● Exercise details
Search the records for "ylabel". Report every line where it occurs.

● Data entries
#####
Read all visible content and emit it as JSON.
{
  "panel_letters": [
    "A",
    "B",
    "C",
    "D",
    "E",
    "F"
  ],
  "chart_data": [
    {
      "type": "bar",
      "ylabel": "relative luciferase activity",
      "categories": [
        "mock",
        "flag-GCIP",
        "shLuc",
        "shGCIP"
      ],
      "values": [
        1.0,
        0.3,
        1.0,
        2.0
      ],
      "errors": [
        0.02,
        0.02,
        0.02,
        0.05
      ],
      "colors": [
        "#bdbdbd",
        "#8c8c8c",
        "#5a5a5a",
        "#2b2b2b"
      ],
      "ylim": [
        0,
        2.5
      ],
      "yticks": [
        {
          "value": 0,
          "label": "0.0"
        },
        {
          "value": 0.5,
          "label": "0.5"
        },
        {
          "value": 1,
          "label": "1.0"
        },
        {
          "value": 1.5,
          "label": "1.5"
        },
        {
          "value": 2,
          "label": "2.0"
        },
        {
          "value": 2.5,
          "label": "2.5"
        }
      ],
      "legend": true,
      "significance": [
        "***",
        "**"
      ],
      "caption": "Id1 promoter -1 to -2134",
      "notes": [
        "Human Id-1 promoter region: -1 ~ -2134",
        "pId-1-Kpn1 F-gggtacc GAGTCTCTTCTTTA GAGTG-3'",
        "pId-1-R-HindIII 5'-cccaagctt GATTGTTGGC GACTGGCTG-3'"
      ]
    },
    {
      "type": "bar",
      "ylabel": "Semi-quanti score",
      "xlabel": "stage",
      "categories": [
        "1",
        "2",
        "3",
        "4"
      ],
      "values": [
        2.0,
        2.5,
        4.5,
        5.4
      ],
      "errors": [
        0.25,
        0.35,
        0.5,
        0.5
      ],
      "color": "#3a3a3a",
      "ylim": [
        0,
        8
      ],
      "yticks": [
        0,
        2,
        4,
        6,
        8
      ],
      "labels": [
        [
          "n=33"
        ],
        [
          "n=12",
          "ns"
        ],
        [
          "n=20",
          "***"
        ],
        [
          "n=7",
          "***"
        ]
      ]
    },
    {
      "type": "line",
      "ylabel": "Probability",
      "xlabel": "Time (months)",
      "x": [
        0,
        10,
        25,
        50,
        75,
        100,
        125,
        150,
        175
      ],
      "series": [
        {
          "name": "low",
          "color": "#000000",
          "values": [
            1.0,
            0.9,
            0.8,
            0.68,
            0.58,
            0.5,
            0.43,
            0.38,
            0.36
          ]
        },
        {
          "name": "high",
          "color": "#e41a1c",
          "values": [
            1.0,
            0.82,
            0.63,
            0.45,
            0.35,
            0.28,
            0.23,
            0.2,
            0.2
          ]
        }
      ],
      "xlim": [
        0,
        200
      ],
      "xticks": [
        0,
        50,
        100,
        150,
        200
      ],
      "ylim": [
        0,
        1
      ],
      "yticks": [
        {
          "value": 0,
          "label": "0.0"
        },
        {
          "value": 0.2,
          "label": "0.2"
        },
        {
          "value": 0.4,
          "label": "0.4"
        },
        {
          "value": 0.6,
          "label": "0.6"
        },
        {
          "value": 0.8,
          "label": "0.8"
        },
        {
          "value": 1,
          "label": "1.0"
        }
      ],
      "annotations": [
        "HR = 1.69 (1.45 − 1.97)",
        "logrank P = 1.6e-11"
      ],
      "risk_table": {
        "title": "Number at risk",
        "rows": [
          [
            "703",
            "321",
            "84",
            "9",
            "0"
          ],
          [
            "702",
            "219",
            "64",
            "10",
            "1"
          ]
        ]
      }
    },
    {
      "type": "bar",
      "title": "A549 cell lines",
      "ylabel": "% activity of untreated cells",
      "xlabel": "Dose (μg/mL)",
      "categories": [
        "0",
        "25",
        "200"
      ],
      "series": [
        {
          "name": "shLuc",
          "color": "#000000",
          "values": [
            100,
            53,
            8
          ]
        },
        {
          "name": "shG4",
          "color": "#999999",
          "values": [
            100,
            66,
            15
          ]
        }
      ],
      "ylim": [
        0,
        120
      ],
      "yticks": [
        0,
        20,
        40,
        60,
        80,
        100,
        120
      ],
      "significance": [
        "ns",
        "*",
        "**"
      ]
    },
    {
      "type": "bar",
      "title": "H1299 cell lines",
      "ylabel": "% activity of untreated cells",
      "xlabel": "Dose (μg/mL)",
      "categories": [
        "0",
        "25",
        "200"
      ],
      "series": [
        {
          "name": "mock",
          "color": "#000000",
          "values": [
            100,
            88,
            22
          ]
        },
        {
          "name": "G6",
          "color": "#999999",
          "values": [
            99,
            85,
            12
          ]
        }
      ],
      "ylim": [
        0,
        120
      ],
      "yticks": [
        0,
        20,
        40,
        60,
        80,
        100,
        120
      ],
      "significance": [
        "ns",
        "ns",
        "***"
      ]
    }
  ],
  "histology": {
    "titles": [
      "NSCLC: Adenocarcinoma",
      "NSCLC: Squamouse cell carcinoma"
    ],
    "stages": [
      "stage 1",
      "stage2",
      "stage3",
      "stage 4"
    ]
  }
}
#####
● Response
      "ylabel": "relative luciferase activity",
      "ylabel": "Semi-quanti score",
      "ylabel": "Probability",
      "ylabel": "% activity of untreated cells",
      "ylabel": "% activity of untreated cells",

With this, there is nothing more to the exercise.